Instruction
Take each line containing the word "과세표준" and copy it.

Records for the exercise

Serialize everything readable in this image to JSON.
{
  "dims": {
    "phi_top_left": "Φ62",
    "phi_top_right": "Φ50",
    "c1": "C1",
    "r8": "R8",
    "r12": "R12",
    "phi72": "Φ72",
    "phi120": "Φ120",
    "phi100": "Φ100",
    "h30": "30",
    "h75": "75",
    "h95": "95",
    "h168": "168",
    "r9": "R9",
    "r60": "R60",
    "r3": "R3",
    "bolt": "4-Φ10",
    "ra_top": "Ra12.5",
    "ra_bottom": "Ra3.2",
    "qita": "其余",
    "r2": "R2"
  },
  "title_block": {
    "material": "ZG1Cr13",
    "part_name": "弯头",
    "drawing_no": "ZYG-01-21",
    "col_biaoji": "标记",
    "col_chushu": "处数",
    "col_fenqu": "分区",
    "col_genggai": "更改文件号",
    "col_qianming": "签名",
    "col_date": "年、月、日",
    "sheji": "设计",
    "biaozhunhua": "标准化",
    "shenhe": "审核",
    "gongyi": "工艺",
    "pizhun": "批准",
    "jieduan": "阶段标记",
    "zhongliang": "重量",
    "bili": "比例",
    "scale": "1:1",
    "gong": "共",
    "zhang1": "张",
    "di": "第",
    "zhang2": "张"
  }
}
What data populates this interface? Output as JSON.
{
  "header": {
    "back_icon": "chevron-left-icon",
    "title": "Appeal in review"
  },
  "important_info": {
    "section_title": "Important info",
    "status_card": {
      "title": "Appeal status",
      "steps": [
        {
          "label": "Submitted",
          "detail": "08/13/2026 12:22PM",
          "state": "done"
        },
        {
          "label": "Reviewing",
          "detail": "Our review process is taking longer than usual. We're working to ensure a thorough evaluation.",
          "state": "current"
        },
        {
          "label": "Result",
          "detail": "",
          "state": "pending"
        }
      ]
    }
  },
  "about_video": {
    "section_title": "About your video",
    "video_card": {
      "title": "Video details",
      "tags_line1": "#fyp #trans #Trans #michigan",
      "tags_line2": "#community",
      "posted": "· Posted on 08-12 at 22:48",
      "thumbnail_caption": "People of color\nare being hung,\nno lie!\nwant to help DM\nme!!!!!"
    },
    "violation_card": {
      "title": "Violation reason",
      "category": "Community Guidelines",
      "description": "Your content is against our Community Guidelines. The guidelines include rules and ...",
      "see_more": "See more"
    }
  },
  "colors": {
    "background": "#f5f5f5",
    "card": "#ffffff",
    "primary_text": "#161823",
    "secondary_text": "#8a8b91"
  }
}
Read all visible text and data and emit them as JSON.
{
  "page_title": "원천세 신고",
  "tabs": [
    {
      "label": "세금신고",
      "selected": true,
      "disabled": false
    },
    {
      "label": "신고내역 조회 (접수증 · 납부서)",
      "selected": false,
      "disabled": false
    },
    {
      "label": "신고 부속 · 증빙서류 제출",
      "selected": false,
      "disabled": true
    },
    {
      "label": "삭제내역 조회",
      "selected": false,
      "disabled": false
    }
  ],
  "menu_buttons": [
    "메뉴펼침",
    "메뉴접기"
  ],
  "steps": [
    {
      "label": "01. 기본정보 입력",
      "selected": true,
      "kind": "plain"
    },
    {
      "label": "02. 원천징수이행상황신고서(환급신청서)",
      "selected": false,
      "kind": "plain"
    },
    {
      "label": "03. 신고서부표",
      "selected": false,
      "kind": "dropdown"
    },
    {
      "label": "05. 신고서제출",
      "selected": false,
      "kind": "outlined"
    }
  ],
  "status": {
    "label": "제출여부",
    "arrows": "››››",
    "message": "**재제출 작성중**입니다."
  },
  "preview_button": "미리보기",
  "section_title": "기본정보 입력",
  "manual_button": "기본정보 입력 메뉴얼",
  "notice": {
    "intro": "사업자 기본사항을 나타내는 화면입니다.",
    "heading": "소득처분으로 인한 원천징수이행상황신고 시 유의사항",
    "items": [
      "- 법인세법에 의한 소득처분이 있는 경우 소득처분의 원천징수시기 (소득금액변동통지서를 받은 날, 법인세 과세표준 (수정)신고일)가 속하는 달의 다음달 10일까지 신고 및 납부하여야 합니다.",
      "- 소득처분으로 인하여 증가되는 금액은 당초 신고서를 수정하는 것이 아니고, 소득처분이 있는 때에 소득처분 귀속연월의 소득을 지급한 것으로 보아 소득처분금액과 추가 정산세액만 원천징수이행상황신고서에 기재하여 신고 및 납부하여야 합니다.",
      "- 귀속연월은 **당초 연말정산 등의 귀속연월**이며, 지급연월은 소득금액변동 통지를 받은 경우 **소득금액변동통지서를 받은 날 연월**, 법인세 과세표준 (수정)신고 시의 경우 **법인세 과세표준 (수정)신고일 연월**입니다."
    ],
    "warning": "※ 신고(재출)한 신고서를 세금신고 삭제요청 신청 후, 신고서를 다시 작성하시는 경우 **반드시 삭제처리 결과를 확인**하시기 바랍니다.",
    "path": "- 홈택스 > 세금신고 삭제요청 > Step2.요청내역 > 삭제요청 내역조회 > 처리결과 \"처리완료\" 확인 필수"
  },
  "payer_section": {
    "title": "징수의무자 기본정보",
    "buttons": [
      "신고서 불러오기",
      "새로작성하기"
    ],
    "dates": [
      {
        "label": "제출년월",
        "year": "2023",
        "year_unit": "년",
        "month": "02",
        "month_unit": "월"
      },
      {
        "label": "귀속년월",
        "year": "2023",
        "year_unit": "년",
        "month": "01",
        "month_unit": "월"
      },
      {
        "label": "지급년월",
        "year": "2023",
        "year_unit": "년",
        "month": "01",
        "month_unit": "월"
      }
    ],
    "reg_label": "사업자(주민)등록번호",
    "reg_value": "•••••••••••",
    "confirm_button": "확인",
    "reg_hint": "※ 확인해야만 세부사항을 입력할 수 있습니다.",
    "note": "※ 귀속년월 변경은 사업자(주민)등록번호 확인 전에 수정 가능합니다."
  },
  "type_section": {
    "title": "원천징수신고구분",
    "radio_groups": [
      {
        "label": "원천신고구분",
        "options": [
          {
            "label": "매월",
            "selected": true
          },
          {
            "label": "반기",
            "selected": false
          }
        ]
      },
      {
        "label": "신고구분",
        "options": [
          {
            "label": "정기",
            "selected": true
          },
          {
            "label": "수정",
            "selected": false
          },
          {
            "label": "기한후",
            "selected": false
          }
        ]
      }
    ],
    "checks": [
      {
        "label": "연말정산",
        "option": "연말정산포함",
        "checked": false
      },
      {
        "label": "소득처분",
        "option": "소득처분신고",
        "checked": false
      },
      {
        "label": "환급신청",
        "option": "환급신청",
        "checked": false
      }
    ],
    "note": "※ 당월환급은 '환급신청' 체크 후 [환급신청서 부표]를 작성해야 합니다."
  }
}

Result for this exercise
      "- 법인세법에 의한 소득처분이 있는 경우 소득처분의 원천징수시기 (소득금액변동통지서를 받은 날, 법인세 과세표준 (수정)신고일)가 속하는 달의 다음달 10일까지 신고 및 납부하여야 합니다.",
      "- 귀속연월은 **당초 연말정산 등의 귀속연월**이며, 지급연월은 소득금액변동 통지를 받은 경우 **소득금액변동통지서를 받은 날 연월**, 법인세 과세표준 (수정)신고 시의 경우 **법인세 과세표준 (수정)신고일 연월**입니다."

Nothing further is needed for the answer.